┌──

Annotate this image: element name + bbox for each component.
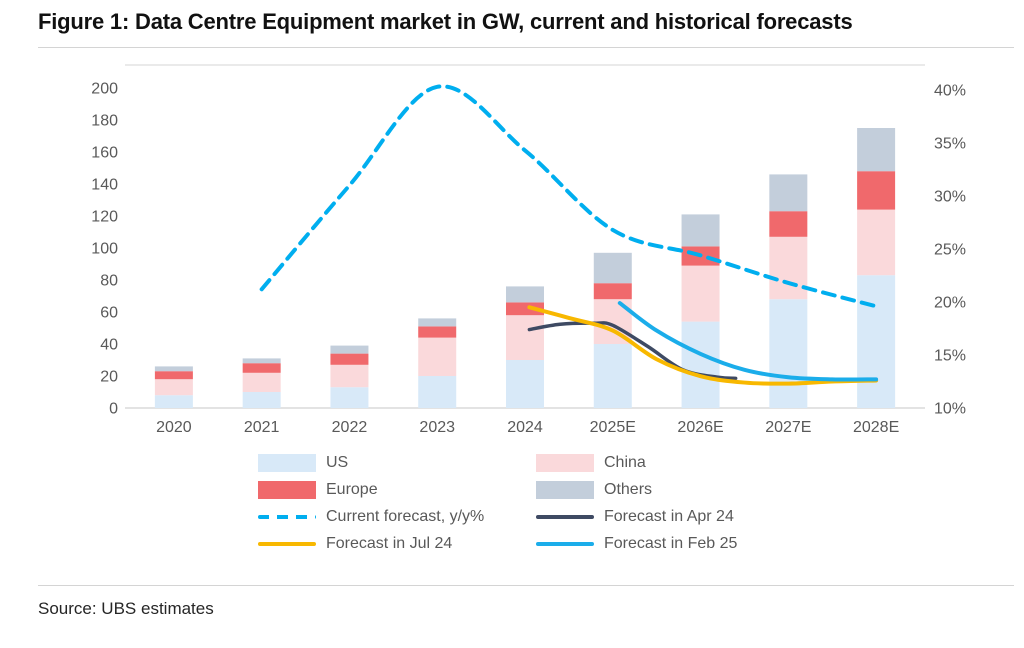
source-divider (38, 585, 1014, 586)
legend-label-forecast-in-feb-25: Forecast in Feb 25 (604, 535, 738, 552)
legend-swatch-others (536, 481, 594, 499)
x-axis-label-2025e: 2025E (590, 419, 636, 436)
chart-legend: US China Europe Others Current forecast, y/y… (258, 454, 814, 553)
legend-item-forecast-in-jul-24: Forecast in Jul 24 (258, 535, 536, 553)
right-axis-tick: 15% (934, 348, 966, 365)
bar-segment-us-2020 (154, 395, 193, 408)
right-axis-tick: 30% (934, 189, 966, 206)
bar-segment-china-2026e (681, 265, 720, 322)
bar-segment-others-2027e (769, 174, 808, 212)
bar-segment-china-2023 (418, 337, 457, 376)
bar-segment-us-2021 (242, 392, 281, 408)
bar-segment-china-2021 (242, 372, 281, 392)
bar-segment-china-2024 (506, 315, 544, 360)
bar-segment-others-2024 (506, 286, 544, 303)
line-forecast-in-feb-25 (617, 301, 879, 382)
legend-item-others: Others (536, 481, 814, 499)
bar-segment-china-2022 (330, 364, 369, 388)
bar-segment-china-2020 (154, 379, 193, 396)
left-axis-tick: 20 (100, 369, 118, 386)
bar-segment-europe-2027e (769, 211, 808, 237)
legend-item-forecast-in-feb-25: Forecast in Feb 25 (536, 535, 814, 553)
bar-segment-europe-2022 (330, 353, 369, 365)
bar-segment-china-2028e (857, 209, 896, 276)
legend-label-forecast-in-jul-24: Forecast in Jul 24 (326, 535, 453, 552)
x-axis-label-2028e: 2028E (853, 419, 899, 436)
right-axis-tick: 20% (934, 295, 966, 312)
legend-label-others: Others (604, 481, 653, 498)
bar-segment-us-2028e (857, 275, 896, 408)
right-axis-tick: 40% (934, 83, 966, 100)
x-axis-label-2023: 2023 (419, 419, 455, 436)
bar-segment-others-2021 (242, 358, 281, 364)
bar-segment-others-2022 (330, 345, 369, 354)
legend-swatch-current-forecast-y-y (258, 515, 316, 519)
left-axis-tick: 160 (91, 145, 118, 162)
legend-item-europe: Europe (258, 481, 536, 499)
figure-title: Figure 1: Data Centre Equipment market i… (38, 9, 853, 34)
bar-segment-us-2024 (506, 360, 544, 408)
legend-swatch-china (536, 454, 594, 472)
right-axis-tick: 10% (934, 401, 966, 418)
left-axis-tick: 200 (91, 81, 118, 98)
legend-swatch-forecast-in-jul-24 (258, 542, 316, 546)
bar-segment-us-2026e (681, 321, 720, 408)
x-axis-label-2027e: 2027E (765, 419, 811, 436)
bar-segment-europe-2024 (506, 302, 544, 316)
left-axis-tick: 120 (91, 209, 118, 226)
bar-segment-us-2027e (769, 299, 808, 408)
bar-segment-us-2022 (330, 387, 369, 408)
left-axis-tick: 60 (100, 305, 118, 322)
legend-swatch-us (258, 454, 316, 472)
bar-segment-europe-2023 (418, 326, 457, 338)
bar-segment-china-2027e (769, 236, 808, 300)
legend-item-forecast-in-apr-24: Forecast in Apr 24 (536, 508, 814, 526)
legend-label-current-forecast-y-y: Current forecast, y/y% (326, 508, 485, 525)
legend-item-current-forecast-y-y: Current forecast, y/y% (258, 508, 536, 526)
bar-segment-europe-2020 (154, 371, 193, 380)
bar-segment-others-2025e (593, 252, 632, 284)
chart-canvas: 0 20 40 60 80 100 120 140 160 180 200 10% 15% 20% 25% 3… (91, 64, 966, 436)
legend-item-us: US (258, 454, 536, 472)
line-forecast-in-jul-24 (527, 305, 879, 386)
title-divider (38, 47, 1014, 48)
bar-segment-others-2028e (857, 128, 896, 172)
bar-segment-us-2025e (593, 344, 632, 408)
legend-label-us: US (326, 454, 349, 471)
bar-segment-europe-2021 (242, 363, 281, 373)
x-axis-label-2022: 2022 (332, 419, 368, 436)
legend-item-china: China (536, 454, 814, 472)
left-axis-tick: 180 (91, 113, 118, 130)
left-axis-tick: 40 (100, 337, 118, 354)
bar-segment-others-2023 (418, 318, 457, 327)
left-axis-tick: 0 (109, 401, 118, 418)
x-axis-label-2024: 2024 (507, 419, 543, 436)
right-axis-tick: 35% (934, 136, 966, 153)
bar-segment-europe-2025e (593, 283, 632, 300)
left-axis-tick: 80 (100, 273, 118, 290)
left-axis-tick: 100 (91, 241, 118, 258)
legend-swatch-forecast-in-apr-24 (536, 515, 594, 519)
x-axis-label-2026e: 2026E (677, 419, 723, 436)
bar-segment-others-2020 (154, 366, 193, 372)
bar-segment-us-2023 (418, 376, 457, 408)
x-axis-label-2021: 2021 (244, 419, 280, 436)
legend-swatch-forecast-in-feb-25 (536, 542, 594, 546)
left-axis-tick: 140 (91, 177, 118, 194)
right-axis-tick: 25% (934, 242, 966, 259)
line-current-forecast-y-y (259, 84, 879, 309)
legend-swatch-europe (258, 481, 316, 499)
x-axis-label-2020: 2020 (156, 419, 192, 436)
bar-segment-others-2026e (681, 214, 720, 247)
source-note: Source: UBS estimates (38, 599, 214, 618)
bar-segment-europe-2028e (857, 171, 896, 210)
legend-label-forecast-in-apr-24: Forecast in Apr 24 (604, 508, 734, 525)
line-forecast-in-apr-24 (527, 321, 738, 381)
legend-label-china: China (604, 454, 646, 471)
legend-label-europe: Europe (326, 481, 378, 498)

└──

Return, with no changes, the lines of the listing from the one containing "source-divider (38, 585, 1014, 586)" through the one containing "legend-item-europe: Europe (258, 481, 536, 499)", both included.

source-divider (38, 585, 1014, 586)
legend-label-forecast-in-feb-25: Forecast in Feb 25 (604, 535, 738, 552)
legend-swatch-others (536, 481, 594, 499)
x-axis-label-2025e: 2025E (590, 419, 636, 436)
chart-legend: US China Europe Others Current forecast, y/y… (258, 454, 814, 553)
legend-item-forecast-in-jul-24: Forecast in Jul 24 (258, 535, 536, 553)
right-axis-tick: 15% (934, 348, 966, 365)
bar-segment-us-2020 (154, 395, 193, 408)
right-axis-tick: 30% (934, 189, 966, 206)
bar-segment-china-2026e (681, 265, 720, 322)
bar-segment-others-2027e (769, 174, 808, 212)
bar-segment-china-2023 (418, 337, 457, 376)
bar-segment-us-2021 (242, 392, 281, 408)
bar-segment-china-2021 (242, 372, 281, 392)
bar-segment-china-2024 (506, 315, 544, 360)
bar-segment-others-2024 (506, 286, 544, 303)
line-forecast-in-feb-25 (617, 301, 879, 382)
legend-item-others: Others (536, 481, 814, 499)
bar-segment-china-2022 (330, 364, 369, 388)
bar-segment-china-2020 (154, 379, 193, 396)
left-axis-tick: 20 (100, 369, 118, 386)
bar-segment-europe-2027e (769, 211, 808, 237)
legend-item-forecast-in-feb-25: Forecast in Feb 25 (536, 535, 814, 553)
bar-segment-europe-2022 (330, 353, 369, 365)
bar-segment-china-2028e (857, 209, 896, 276)
legend-label-forecast-in-jul-24: Forecast in Jul 24 (326, 535, 453, 552)
x-axis-label-2028e: 2028E (853, 419, 899, 436)
right-axis-tick: 20% (934, 295, 966, 312)
legend-label-others: Others (604, 481, 653, 498)
bar-segment-us-2028e (857, 275, 896, 408)
right-axis-tick: 40% (934, 83, 966, 100)
x-axis-label-2023: 2023 (419, 419, 455, 436)
bar-segment-others-2021 (242, 358, 281, 364)
bar-segment-others-2022 (330, 345, 369, 354)
legend-swatch-current-forecast-y-y (258, 515, 316, 519)
left-axis-tick: 160 (91, 145, 118, 162)
legend-item-europe: Europe (258, 481, 536, 499)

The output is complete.